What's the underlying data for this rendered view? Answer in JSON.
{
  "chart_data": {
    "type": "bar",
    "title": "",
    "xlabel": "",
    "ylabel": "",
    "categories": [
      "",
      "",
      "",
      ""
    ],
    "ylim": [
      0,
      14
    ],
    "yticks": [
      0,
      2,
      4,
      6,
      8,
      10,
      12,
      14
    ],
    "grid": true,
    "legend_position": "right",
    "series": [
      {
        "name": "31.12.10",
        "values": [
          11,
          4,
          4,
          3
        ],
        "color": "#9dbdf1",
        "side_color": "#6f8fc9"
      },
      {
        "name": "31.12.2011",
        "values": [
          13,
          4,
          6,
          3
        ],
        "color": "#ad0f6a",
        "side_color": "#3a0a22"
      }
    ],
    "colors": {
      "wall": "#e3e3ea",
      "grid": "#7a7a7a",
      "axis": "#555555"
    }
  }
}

====

• **Directions for this task**: Restate all of the entries above precisely.

• **Output for this exercise**:
What's the underlying data for this rendered view? Answer in JSON.
{
  "chart_data": {
    "type": "bar",
    "title": "",
    "xlabel": "",
    "ylabel": "",
    "categories": [
      "",
      "",
      "",
      ""
    ],
    "ylim": [
      0,
      14
    ],
    "yticks": [
      0,
      2,
      4,
      6,
      8,
      10,
      12,
      14
    ],
    "grid": true,
    "legend_position": "right",
    "series": [
      {
        "name": "31.12.10",
        "values": [
          11,
          4,
          4,
          3
        ],
        "color": "#9dbdf1",
        "side_color": "#6f8fc9"
      },
      {
        "name": "31.12.2011",
        "values": [
          13,
          4,
          6,
          3
        ],
        "color": "#ad0f6a",
        "side_color": "#3a0a22"
      }
    ],
    "colors": {
      "wall": "#e3e3ea",
      "grid": "#7a7a7a",
      "axis": "#555555"
    }
  }
}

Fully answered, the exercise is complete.